◆ **Excerpted text**
+===+
Saturday 29 August 2015

International Day for the Remembrance of Slave Trade and of its Abolition 2015, August 23

International Day for the Remembrance of Slave Trade and of its Abolition, August 23.


International Day for the Remembrance of the Slave Trade and its Abolition was first celebrated in a number of countries, in particular in Haiti (23 August 1998) and Goree in Senegal (23 August 1999). Cultural events and debates too were organized. The year 2001 saw the participation of the Mulhouse Textile Museum in France in the form of a workshop for fabrics called "Indiennes de Traite" (a type of calico) which served as currency for the exchange of slaves in the seventeenth and eighteenth centuries.
Circular CL/3494 of 29 July 1998 from the Director-General to Ministers of Culture invites all the Member States to organize events to mark 23 August each year. 

The UNESCO Executive Board adopted Resolution 29 C/40 at its 29th session.


“Artists and the memory of slavery: resistance, creative freedom and legacies”

Programme and Participants of the seminar Artists and the memory of slavery: resistance, creative freedom and legacies; (4, september 2015)
+===+
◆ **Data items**
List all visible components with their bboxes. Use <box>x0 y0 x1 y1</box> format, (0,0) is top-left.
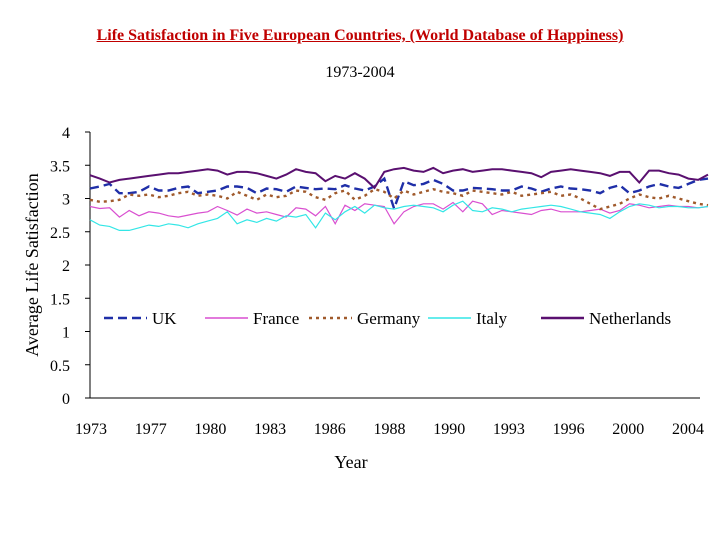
legend-label-germany: Germany <box>357 309 421 328</box>
x-tick-label: 1977 <box>135 421 167 438</box>
x-ticks: 1973 1977 1980 1983 1986 1988 1990 1993 1996 2000… <box>75 421 704 438</box>
y-tick-label: 2 <box>62 258 70 275</box>
y-ticks: 0 0.5 1 1.5 2 2.5 3 3.5 4 <box>50 125 90 408</box>
y-tick-label: 0.5 <box>50 358 70 375</box>
x-tick-label: 1996 <box>553 421 585 438</box>
y-axis-label: Average Life Satisfaction <box>22 173 42 357</box>
x-tick-label: 1990 <box>433 421 465 438</box>
series-line-germany <box>89 187 709 211</box>
y-tick-label: 1.5 <box>50 291 70 308</box>
y-tick-label: 1 <box>62 325 70 342</box>
x-tick-label: 2000 <box>612 421 644 438</box>
x-tick-label: 1993 <box>493 421 525 438</box>
x-tick-label: 2004 <box>672 421 704 438</box>
series-lines <box>89 166 709 231</box>
y-tick-label: 3 <box>62 192 70 209</box>
chart-title: Life Satisfaction in Five European Count… <box>96 27 624 44</box>
y-tick-label: 4 <box>62 125 70 142</box>
x-tick-label: 1983 <box>254 421 286 438</box>
series-line-italy <box>89 200 709 231</box>
x-axis-label: Year <box>334 452 367 472</box>
chart-subtitle: 1973-2004 <box>325 64 395 81</box>
legend: UK France Germany Italy Netherlands <box>104 309 671 328</box>
legend-label-uk: UK <box>152 309 177 328</box>
series-line-france <box>89 200 709 226</box>
legend-label-italy: Italy <box>476 309 508 328</box>
x-tick-label: 1988 <box>374 421 406 438</box>
y-tick-label: 2.5 <box>50 225 70 242</box>
y-tick-label: 3.5 <box>50 158 70 175</box>
legend-label-netherlands: Netherlands <box>589 309 671 328</box>
legend-label-france: France <box>253 309 299 328</box>
y-tick-label: 0 <box>62 391 70 408</box>
x-tick-label: 1986 <box>314 421 346 438</box>
x-tick-label: 1980 <box>194 421 226 438</box>
x-tick-label: 1973 <box>75 421 107 438</box>
series-line-netherlands <box>89 166 709 190</box>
+===+
◆ **Tasks**
1) Using the text on the remembrance day for the slave trade, decide whether each statement agrees with it. Answer yes or no for each, and quote the deciding words of the text exactly. (a) Haiti marked the day on 23 August 1998. (b) The Mulhouse Textile Museum took part in 1999. (c) Circular CL/3494 was addressed to Ministers of Culture.
2) Print, word for word, the part of the text on the remembrance day for the slave trade that opens with the words containing "Circular CL/3494 of" and closes with "(4, september 2015)".

◆ **List of solutions**
1)
(a) Yes: "in particular in Haiti (23 August 1998)"
(b) No: "The year 2001 saw the participation of the Mulhouse Textile Museum in France"
(c) Yes: "Circular CL/3494 of 29 July 1998 from the Director-General to Ministers of Culture"

2)
Circular CL/3494 of 29 July 1998 from the Director-General to Ministers of Culture invites all the Member States to organize events to mark 23 August each year. 

The UNESCO Executive Board adopted Resolution 29 C/40 at its 29th session.


“Artists and the memory of slavery: resistance, creative freedom and legacies”

Programme and Participants of the seminar Artists and the memory of slavery: resistance, creative freedom and legacies; (4, september 2015)